*Work to complete*. Type out every line below exactly as it reads.

*Exercise materials*.

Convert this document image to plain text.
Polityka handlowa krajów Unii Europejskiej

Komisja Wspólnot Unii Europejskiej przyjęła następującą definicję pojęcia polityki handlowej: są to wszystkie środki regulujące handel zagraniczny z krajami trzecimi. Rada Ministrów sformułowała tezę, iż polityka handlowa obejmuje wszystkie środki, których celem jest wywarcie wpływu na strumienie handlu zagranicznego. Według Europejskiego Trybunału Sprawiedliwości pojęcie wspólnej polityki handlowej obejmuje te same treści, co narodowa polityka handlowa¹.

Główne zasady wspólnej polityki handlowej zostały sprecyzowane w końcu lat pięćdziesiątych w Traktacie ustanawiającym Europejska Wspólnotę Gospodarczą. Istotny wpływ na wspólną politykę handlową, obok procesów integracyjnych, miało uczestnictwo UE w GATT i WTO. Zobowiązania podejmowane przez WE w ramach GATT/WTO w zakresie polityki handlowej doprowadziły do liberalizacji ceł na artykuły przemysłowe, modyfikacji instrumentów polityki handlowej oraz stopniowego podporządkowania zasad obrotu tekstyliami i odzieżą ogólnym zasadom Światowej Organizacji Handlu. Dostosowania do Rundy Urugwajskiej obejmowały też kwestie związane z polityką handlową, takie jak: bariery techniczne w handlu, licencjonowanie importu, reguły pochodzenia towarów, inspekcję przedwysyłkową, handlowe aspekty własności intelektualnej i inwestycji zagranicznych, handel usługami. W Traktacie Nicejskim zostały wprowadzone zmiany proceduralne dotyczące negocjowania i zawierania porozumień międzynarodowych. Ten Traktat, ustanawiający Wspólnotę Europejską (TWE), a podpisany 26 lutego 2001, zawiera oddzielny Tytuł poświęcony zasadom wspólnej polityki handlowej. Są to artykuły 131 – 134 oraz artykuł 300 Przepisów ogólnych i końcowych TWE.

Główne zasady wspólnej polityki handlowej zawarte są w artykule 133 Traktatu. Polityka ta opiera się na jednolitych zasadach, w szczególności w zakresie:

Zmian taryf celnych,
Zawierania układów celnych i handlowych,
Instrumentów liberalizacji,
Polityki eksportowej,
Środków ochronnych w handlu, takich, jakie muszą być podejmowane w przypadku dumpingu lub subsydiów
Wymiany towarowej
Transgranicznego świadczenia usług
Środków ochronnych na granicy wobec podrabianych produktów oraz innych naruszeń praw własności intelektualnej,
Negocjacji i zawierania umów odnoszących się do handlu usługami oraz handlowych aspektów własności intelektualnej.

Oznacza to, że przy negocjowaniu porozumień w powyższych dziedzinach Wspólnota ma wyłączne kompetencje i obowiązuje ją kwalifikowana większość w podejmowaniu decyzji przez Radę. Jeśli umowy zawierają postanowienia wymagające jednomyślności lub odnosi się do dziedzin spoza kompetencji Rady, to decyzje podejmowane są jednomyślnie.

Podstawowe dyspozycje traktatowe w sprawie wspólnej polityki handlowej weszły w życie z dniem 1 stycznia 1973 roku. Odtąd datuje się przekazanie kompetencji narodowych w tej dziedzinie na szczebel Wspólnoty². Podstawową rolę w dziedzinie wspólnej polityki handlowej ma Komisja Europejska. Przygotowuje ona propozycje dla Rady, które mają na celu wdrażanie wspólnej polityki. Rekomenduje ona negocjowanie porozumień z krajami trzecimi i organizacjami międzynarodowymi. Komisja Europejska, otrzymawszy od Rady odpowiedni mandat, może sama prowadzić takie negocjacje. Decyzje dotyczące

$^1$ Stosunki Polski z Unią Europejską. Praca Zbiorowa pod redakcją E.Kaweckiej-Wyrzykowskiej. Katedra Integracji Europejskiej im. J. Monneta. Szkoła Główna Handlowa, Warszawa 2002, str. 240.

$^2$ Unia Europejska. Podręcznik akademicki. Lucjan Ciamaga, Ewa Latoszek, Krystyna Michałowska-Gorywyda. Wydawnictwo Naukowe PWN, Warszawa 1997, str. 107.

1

*The solution*.
Convert this document image to plain text.
Polityka handlowa krajów Unii Europejskiej

Komisja Wspólnot Unii Europejskiej przyjęła następującą definicję pojęcia polityki handlowej: są to wszystkie środki regulujące handel zagraniczny z krajami trzecimi. Rada Ministrów sformułowała tezę, iż polityka handlowa obejmuje wszystkie środki, których celem jest wywarcie wpływu na strumienie handlu zagranicznego. Według Europejskiego Trybunału Sprawiedliwości pojęcie wspólnej polityki handlowej obejmuje te same treści, co narodowa polityka handlowa¹.

Główne zasady wspólnej polityki handlowej zostały sprecyzowane w końcu lat pięćdziesiątych w Traktacie ustanawiającym Europejska Wspólnotę Gospodarczą. Istotny wpływ na wspólną politykę handlową, obok procesów integracyjnych, miało uczestnictwo UE w GATT i WTO. Zobowiązania podejmowane przez WE w ramach GATT/WTO w zakresie polityki handlowej doprowadziły do liberalizacji ceł na artykuły przemysłowe, modyfikacji instrumentów polityki handlowej oraz stopniowego podporządkowania zasad obrotu tekstyliami i odzieżą ogólnym zasadom Światowej Organizacji Handlu. Dostosowania do Rundy Urugwajskiej obejmowały też kwestie związane z polityką handlową, takie jak: bariery techniczne w handlu, licencjonowanie importu, reguły pochodzenia towarów, inspekcję przedwysyłkową, handlowe aspekty własności intelektualnej i inwestycji zagranicznych, handel usługami. W Traktacie Nicejskim zostały wprowadzone zmiany proceduralne dotyczące negocjowania i zawierania porozumień międzynarodowych. Ten Traktat, ustanawiający Wspólnotę Europejską (TWE), a podpisany 26 lutego 2001, zawiera oddzielny Tytuł poświęcony zasadom wspólnej polityki handlowej. Są to artykuły 131 – 134 oraz artykuł 300 Przepisów ogólnych i końcowych TWE.

Główne zasady wspólnej polityki handlowej zawarte są w artykule 133 Traktatu. Polityka ta opiera się na jednolitych zasadach, w szczególności w zakresie:

Zmian taryf celnych,
Zawierania układów celnych i handlowych,
Instrumentów liberalizacji,
Polityki eksportowej,
Środków ochronnych w handlu, takich, jakie muszą być podejmowane w przypadku dumpingu lub subsydiów
Wymiany towarowej
Transgranicznego świadczenia usług
Środków ochronnych na granicy wobec podrabianych produktów oraz innych naruszeń praw własności intelektualnej,
Negocjacji i zawierania umów odnoszących się do handlu usługami oraz handlowych aspektów własności intelektualnej.

Oznacza to, że przy negocjowaniu porozumień w powyższych dziedzinach Wspólnota ma wyłączne kompetencje i obowiązuje ją kwalifikowana większość w podejmowaniu decyzji przez Radę. Jeśli umowy zawierają postanowienia wymagające jednomyślności lub odnosi się do dziedzin spoza kompetencji Rady, to decyzje podejmowane są jednomyślnie.

Podstawowe dyspozycje traktatowe w sprawie wspólnej polityki handlowej weszły w życie z dniem 1 stycznia 1973 roku. Odtąd datuje się przekazanie kompetencji narodowych w tej dziedzinie na szczebel Wspólnoty². Podstawową rolę w dziedzinie wspólnej polityki handlowej ma Komisja Europejska. Przygotowuje ona propozycje dla Rady, które mają na celu wdrażanie wspólnej polityki. Rekomenduje ona negocjowanie porozumień z krajami trzecimi i organizacjami międzynarodowymi. Komisja Europejska, otrzymawszy od Rady odpowiedni mandat, może sama prowadzić takie negocjacje. Decyzje dotyczące

$^1$ Stosunki Polski z Unią Europejską. Praca Zbiorowa pod redakcją E.Kaweckiej-Wyrzykowskiej. Katedra Integracji Europejskiej im. J. Monneta. Szkoła Główna Handlowa, Warszawa 2002, str. 240.

$^2$ Unia Europejska. Podręcznik akademicki. Lucjan Ciamaga, Ewa Latoszek, Krystyna Michałowska-Gorywyda. Wydawnictwo Naukowe PWN, Warszawa 1997, str. 107.

1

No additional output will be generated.